[WORK TO COMPLETE]
In the records that follow, show each line where the word "Crease" is present.

[EXTRACTED MATERIAL]
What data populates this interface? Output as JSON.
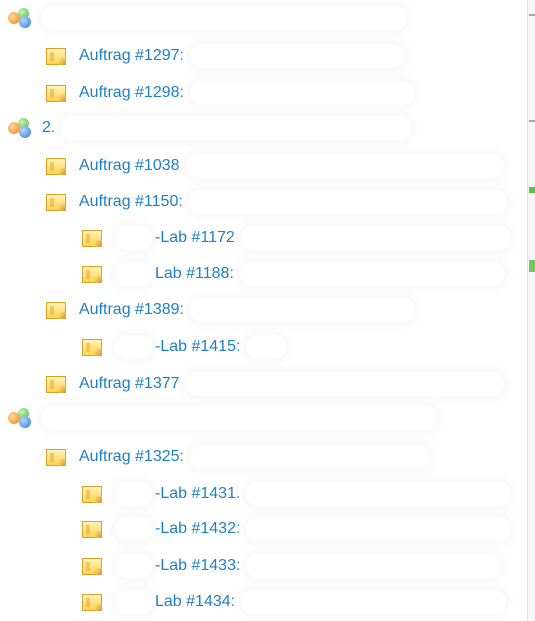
{
  "tree": {
    "groups": [
      {
        "label": "",
        "children": [
          {
            "label": "Auftrag #1297",
            "suffix": ":"
          },
          {
            "label": "Auftrag #1298",
            "suffix": ":"
          }
        ]
      },
      {
        "label": "2.",
        "children": [
          {
            "label": "Auftrag #1038",
            "suffix": "",
            "children": []
          },
          {
            "label": "Auftrag #1150",
            "suffix": ":",
            "children": [
              {
                "label": "-Lab #1172",
                "suffix": ""
              },
              {
                "label": "Lab #1188",
                "suffix": ":"
              }
            ]
          },
          {
            "label": "Auftrag #1389",
            "suffix": ":",
            "children": [
              {
                "label": "-Lab #1415",
                "suffix": ":"
              }
            ]
          },
          {
            "label": "Auftrag #1377",
            "suffix": "",
            "children": []
          }
        ]
      },
      {
        "label": "",
        "children": [
          {
            "label": "Auftrag #1325",
            "suffix": ":",
            "children": [
              {
                "label": "-Lab #1431",
                "suffix": "."
              },
              {
                "label": "-Lab #1432",
                "suffix": ":"
              },
              {
                "label": "-Lab #1433",
                "suffix": ":"
              },
              {
                "label": "Lab #1434",
                "suffix": ":"
              }
            ]
          }
        ]
      }
    ]
  },
  "colors": {
    "link": "#1f7fc6",
    "scrollbar_track": "#f7f7f7",
    "scroll_marker_gray": "#a9a9a9",
    "scroll_marker_green": "#57c14b"
  }
}
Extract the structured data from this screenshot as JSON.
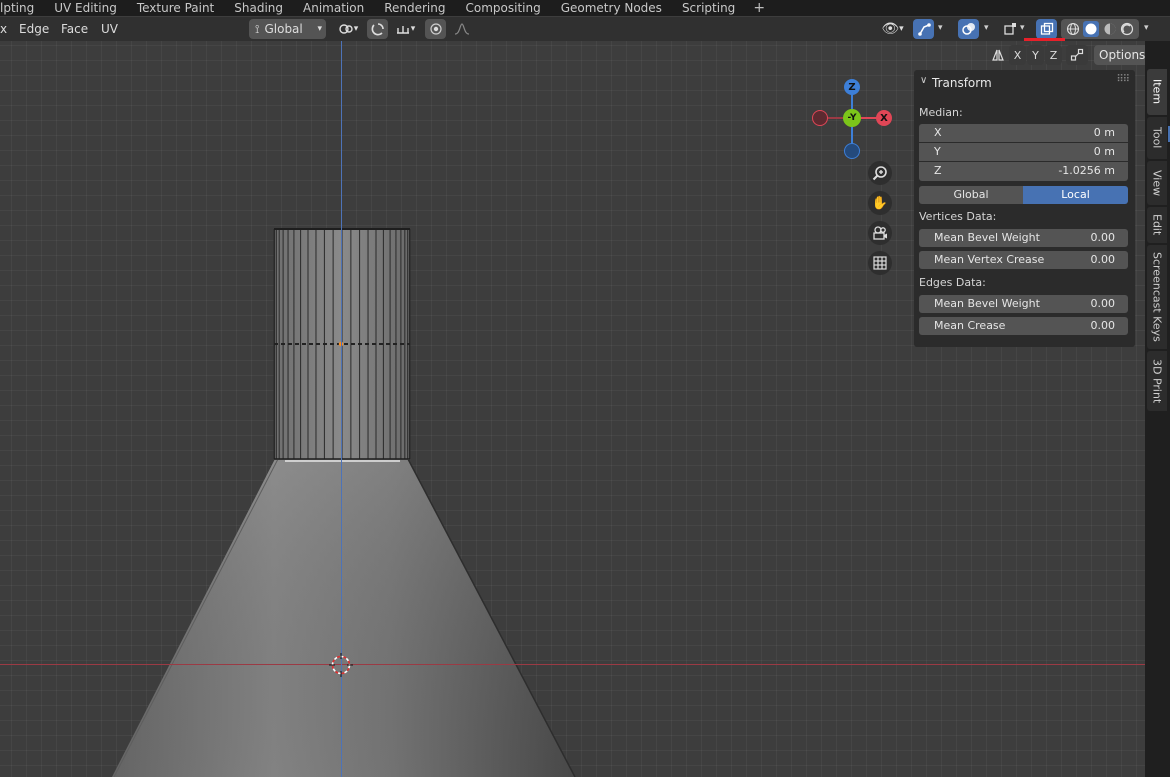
{
  "workspace_tabs": [
    "lpting",
    "UV Editing",
    "Texture Paint",
    "Shading",
    "Animation",
    "Rendering",
    "Compositing",
    "Geometry Nodes",
    "Scripting"
  ],
  "workspace_add": "+",
  "header": {
    "menus": [
      "Edge",
      "Face",
      "UV"
    ],
    "transform_orientation": "Global"
  },
  "axis_toggles": [
    "X",
    "Y",
    "Z"
  ],
  "options_label": "Options",
  "gizmo": {
    "z": "Z",
    "y": "-Y",
    "x": "X"
  },
  "transform_panel": {
    "title": "Transform",
    "median_label": "Median:",
    "fields": [
      {
        "label": "X",
        "value": "0 m"
      },
      {
        "label": "Y",
        "value": "0 m"
      },
      {
        "label": "Z",
        "value": "-1.0256 m"
      }
    ],
    "space_options": [
      "Global",
      "Local"
    ],
    "space_selected": "Local",
    "vertices_label": "Vertices Data:",
    "vertices": [
      {
        "label": "Mean Bevel Weight",
        "value": "0.00"
      },
      {
        "label": "Mean Vertex Crease",
        "value": "0.00"
      }
    ],
    "edges_label": "Edges Data:",
    "edges": [
      {
        "label": "Mean Bevel Weight",
        "value": "0.00"
      },
      {
        "label": "Mean Crease",
        "value": "0.00"
      }
    ]
  },
  "side_tabs": [
    "Item",
    "Tool",
    "View",
    "Edit",
    "Screencast Keys",
    "3D Print"
  ],
  "colors": {
    "accent": "#4772b3",
    "x_axis": "#e04656",
    "y_axis": "#7cc51a",
    "z_axis": "#3d7fd8",
    "highlight": "#e8202a"
  }
}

[EXERCISE ANSWER]
        "label": "Mean Vertex Crease",
        "label": "Mean Crease",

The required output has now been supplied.